> LISTED RECORDS

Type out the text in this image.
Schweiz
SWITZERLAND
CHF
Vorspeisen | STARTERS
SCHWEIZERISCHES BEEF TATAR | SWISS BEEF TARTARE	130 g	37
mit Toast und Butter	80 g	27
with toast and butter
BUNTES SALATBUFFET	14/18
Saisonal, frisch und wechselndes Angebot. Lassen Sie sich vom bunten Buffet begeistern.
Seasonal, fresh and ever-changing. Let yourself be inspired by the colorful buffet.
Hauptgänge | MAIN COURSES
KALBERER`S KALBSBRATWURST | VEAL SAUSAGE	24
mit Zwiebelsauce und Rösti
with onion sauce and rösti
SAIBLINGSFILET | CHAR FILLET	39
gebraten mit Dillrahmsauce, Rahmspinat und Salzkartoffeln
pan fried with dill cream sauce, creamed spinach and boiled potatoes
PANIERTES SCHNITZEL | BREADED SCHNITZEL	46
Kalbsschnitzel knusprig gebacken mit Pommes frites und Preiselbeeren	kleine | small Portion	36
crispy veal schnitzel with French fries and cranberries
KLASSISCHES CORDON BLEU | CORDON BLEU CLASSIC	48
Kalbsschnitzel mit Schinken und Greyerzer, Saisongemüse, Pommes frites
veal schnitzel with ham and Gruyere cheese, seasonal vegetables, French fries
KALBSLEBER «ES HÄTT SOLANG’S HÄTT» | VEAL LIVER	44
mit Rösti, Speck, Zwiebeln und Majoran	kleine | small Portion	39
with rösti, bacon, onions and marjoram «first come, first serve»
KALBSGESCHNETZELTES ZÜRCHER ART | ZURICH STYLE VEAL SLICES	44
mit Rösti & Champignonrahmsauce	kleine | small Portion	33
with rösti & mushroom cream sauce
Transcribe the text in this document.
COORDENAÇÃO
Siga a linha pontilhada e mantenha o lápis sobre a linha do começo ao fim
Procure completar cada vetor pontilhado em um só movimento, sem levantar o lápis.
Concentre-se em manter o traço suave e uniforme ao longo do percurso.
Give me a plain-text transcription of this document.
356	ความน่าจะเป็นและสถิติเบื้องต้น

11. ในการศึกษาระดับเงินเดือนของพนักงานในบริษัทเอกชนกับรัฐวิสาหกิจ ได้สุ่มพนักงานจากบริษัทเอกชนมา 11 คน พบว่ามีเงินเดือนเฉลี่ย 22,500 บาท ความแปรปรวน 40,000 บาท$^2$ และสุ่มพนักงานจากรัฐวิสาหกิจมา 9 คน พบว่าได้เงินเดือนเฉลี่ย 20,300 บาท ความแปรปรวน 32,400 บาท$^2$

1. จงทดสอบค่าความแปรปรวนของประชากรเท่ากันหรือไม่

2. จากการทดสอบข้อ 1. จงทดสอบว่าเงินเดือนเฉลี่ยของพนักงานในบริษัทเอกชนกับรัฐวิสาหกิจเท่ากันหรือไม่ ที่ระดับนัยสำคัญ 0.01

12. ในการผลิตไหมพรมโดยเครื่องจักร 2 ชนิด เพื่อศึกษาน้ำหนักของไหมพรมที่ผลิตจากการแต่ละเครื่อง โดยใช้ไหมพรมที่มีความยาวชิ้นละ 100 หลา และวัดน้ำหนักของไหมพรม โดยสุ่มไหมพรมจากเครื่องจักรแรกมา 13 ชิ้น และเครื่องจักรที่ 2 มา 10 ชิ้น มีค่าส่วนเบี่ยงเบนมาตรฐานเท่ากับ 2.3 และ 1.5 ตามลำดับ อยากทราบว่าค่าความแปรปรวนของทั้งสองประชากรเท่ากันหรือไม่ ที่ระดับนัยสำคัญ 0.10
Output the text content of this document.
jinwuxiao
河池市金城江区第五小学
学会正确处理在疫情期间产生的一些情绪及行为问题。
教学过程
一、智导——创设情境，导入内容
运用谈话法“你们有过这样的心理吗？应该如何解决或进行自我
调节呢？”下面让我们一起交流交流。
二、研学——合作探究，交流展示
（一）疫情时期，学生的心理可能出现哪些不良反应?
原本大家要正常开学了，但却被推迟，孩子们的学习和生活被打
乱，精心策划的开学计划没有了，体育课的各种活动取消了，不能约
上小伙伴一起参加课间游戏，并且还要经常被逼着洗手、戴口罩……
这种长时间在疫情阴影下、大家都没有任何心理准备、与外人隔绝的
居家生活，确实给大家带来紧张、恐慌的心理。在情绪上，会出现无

> TASK PROMPT
Choose all lines containing the string "kleine" and copy them out.

> REPLY TO THE TASK
Kalbsschnitzel knusprig gebacken mit Pommes frites und Preiselbeeren	kleine | small Portion	36
mit Rösti, Speck, Zwiebeln und Majoran	kleine | small Portion	39
mit Rösti & Champignonrahmsauce	kleine | small Portion	33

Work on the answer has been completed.